▶ EXERCISE REQUIREMENTS: Keep only the lines where "vide" appears.
** start RECORDED DATA **
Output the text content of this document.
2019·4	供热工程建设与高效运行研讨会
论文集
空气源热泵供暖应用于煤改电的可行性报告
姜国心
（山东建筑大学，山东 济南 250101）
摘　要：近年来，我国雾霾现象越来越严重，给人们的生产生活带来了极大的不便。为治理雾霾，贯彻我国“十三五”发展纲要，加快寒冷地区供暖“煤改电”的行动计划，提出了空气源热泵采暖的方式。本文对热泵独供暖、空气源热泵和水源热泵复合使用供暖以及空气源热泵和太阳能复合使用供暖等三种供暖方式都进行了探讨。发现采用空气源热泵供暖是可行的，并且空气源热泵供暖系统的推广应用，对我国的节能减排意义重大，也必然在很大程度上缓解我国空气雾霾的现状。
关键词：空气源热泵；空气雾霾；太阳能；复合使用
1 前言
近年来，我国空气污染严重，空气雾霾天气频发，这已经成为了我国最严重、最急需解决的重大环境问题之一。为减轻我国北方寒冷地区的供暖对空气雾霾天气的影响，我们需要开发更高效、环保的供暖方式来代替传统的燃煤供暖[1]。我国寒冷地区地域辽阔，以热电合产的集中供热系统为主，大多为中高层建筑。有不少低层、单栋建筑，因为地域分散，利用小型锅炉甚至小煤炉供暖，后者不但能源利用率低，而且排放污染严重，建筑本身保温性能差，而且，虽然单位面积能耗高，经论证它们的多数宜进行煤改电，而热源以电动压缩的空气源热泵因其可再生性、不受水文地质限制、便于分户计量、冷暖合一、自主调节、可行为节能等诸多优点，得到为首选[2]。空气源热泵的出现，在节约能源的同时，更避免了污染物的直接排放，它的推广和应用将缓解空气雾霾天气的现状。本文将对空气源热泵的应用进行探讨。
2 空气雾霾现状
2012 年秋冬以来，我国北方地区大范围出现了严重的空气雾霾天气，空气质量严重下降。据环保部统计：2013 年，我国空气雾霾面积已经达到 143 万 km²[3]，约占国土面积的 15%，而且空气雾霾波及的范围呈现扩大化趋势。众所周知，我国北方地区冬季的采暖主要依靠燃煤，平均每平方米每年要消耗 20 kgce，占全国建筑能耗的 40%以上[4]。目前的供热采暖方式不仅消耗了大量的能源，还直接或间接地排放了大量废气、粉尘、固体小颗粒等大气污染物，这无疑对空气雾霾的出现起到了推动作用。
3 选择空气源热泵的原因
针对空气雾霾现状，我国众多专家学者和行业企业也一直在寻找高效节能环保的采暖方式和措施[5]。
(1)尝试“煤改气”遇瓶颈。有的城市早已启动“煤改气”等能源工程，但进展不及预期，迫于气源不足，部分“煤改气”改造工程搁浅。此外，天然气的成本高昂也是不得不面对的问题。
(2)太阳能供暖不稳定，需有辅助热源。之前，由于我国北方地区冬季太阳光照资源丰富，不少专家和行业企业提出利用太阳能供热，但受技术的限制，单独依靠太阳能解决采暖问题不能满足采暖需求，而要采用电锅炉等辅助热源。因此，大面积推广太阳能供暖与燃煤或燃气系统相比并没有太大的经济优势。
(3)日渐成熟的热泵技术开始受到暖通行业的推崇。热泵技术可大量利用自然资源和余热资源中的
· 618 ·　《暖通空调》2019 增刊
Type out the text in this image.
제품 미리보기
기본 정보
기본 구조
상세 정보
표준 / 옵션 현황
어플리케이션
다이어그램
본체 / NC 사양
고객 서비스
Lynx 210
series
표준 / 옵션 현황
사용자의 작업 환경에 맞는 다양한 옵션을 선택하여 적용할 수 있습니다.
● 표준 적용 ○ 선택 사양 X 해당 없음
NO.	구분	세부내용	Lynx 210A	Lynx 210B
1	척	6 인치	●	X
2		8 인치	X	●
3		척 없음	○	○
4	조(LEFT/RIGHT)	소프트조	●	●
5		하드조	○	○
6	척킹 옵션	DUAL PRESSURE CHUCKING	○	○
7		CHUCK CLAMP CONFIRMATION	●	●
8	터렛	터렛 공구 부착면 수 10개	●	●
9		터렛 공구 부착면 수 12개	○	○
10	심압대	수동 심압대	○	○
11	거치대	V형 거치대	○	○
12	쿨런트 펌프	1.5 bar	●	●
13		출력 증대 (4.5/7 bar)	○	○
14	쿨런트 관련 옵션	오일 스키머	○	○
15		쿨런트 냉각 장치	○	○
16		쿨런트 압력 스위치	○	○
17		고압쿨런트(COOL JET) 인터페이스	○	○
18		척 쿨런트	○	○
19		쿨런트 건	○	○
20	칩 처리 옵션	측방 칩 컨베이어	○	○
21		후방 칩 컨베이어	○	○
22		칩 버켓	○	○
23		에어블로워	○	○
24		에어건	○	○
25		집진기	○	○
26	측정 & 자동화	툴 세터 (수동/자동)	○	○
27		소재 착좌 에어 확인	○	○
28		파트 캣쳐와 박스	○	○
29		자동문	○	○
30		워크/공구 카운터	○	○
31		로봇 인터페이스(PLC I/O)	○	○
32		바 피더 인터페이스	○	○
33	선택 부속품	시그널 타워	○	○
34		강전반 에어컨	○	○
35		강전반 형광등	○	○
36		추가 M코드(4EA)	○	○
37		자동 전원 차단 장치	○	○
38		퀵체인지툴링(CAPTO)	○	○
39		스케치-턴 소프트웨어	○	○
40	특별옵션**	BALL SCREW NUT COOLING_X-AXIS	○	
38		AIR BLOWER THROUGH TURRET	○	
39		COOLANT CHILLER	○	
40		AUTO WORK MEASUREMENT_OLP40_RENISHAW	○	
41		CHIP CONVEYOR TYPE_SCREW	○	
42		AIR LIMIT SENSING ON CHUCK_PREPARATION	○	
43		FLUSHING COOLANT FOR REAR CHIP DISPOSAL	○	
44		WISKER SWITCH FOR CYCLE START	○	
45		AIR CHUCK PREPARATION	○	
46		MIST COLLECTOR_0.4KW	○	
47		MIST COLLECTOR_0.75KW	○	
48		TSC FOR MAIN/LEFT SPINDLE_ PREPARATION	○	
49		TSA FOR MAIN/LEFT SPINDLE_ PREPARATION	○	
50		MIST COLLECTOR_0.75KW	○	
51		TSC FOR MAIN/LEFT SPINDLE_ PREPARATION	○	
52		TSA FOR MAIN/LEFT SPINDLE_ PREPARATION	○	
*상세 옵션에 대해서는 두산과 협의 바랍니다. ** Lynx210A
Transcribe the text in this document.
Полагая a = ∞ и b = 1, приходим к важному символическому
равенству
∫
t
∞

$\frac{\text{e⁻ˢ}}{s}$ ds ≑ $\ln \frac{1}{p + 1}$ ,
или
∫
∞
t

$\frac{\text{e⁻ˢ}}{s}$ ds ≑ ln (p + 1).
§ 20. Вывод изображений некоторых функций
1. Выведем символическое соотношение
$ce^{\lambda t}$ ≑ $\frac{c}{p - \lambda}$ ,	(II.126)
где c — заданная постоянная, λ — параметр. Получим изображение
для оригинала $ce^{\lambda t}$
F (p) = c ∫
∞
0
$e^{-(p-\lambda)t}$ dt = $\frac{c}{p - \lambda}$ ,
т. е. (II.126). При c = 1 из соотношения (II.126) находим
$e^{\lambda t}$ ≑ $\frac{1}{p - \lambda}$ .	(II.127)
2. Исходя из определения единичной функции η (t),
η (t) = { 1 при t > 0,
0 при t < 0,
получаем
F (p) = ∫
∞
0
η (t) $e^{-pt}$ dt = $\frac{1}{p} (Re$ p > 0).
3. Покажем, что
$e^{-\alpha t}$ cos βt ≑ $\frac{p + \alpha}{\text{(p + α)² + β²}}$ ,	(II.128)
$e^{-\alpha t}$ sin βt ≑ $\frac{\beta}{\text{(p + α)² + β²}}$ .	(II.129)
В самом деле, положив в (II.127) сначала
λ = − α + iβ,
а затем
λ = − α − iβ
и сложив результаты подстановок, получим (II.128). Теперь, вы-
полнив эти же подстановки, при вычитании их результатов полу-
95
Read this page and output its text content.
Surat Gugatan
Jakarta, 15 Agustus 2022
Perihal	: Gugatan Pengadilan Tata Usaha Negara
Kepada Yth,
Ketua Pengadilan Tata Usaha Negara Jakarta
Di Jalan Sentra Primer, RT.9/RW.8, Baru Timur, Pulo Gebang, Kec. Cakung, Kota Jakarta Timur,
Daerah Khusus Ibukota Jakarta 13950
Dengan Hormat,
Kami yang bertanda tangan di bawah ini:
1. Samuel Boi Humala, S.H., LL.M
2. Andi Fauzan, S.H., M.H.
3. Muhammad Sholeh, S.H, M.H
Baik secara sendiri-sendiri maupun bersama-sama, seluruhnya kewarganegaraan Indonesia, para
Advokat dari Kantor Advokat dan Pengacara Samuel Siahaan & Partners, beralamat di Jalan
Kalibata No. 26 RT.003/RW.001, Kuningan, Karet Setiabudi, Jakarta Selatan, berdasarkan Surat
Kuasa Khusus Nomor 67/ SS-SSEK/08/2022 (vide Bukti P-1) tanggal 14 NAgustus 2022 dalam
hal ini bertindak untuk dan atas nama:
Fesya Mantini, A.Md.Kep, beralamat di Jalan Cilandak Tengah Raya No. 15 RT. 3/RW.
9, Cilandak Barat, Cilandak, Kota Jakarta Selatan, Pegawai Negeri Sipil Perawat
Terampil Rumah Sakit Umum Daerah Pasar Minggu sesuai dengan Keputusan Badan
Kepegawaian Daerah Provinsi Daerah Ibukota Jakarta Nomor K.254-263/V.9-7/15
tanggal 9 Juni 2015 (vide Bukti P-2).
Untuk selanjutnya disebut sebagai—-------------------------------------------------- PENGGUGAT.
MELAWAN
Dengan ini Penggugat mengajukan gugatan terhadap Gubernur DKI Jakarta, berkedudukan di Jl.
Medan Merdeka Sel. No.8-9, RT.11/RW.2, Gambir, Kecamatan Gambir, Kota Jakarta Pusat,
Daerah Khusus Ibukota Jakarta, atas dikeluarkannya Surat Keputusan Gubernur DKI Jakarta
** end RECORDED DATA **
▶ WORKED ANSWER:
Kuasa Khusus Nomor 67/ SS-SSEK/08/2022 (vide Bukti P-1) tanggal 14 NAgustus 2022 dalam
tanggal 9 Juni 2015 (vide Bukti P-2).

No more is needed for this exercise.